- Work to do -
Repeat each line of the material below exactly as it appears, minus any pictures.

- Data lines -
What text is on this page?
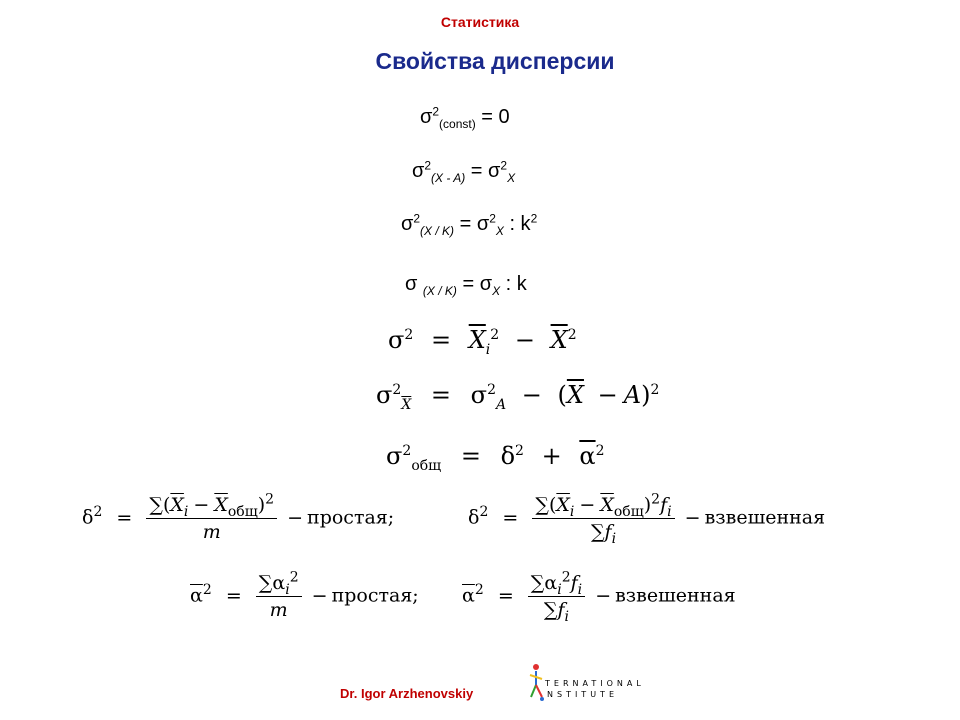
Статистика
Свойства дисперсии
$\sigma^2_{(const)} = 0$
$\sigma^2_{(X - A)} = \sigma^2_X$
$\sigma^2_{(X / K)} = \sigma^2_X$ : $k^2$
σ $_{(X / K)} = \sigma_X$ : k
$\sigma^2 = \overline{X}_i^2 - \overline{X}^2$
$\sigma^2_{\overline{X}} = \sigma^2_A - (\overline{X} - A)^2$
$\sigma^2_{общ} = \delta^2 + \overline{\alpha}^2$
$\delta^2 = \frac{\sum(\overline{X}_i - \overline{X}_{общ})^2}{m}$ − простая;	$\delta^2 = \frac{\sum(\overline{X}_i - \overline{X}_{общ})^2f_i}{\sum f_i}$ − взвешенная
$\overline{\alpha}^2 = \frac{\sum\alpha_i^2}{m}$ − простая; $\overline{\alpha}^2 = \frac{\sum\alpha_i^2f_i}{\sum f_i}$ − взвешенная
Dr. Igor Arzhenovskiy
TERNATIONAL
NSTITUTE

- Exercise answer -
What text is on this page?
Статистика
Свойства дисперсии
$\sigma^2_{(const)} = 0$
$\sigma^2_{(X - A)} = \sigma^2_X$
$\sigma^2_{(X / K)} = \sigma^2_X$ : $k^2$
σ $_{(X / K)} = \sigma_X$ : k
$\sigma^2 = \overline{X}_i^2 - \overline{X}^2$
$\sigma^2_{\overline{X}} = \sigma^2_A - (\overline{X} - A)^2$
$\sigma^2_{общ} = \delta^2 + \overline{\alpha}^2$
$\delta^2 = \frac{\sum(\overline{X}_i - \overline{X}_{общ})^2}{m}$ − простая;	$\delta^2 = \frac{\sum(\overline{X}_i - \overline{X}_{общ})^2f_i}{\sum f_i}$ − взвешенная
$\overline{\alpha}^2 = \frac{\sum\alpha_i^2}{m}$ − простая; $\overline{\alpha}^2 = \frac{\sum\alpha_i^2f_i}{\sum f_i}$ − взвешенная
Dr. Igor Arzhenovskiy
TERNATIONAL
NSTITUTE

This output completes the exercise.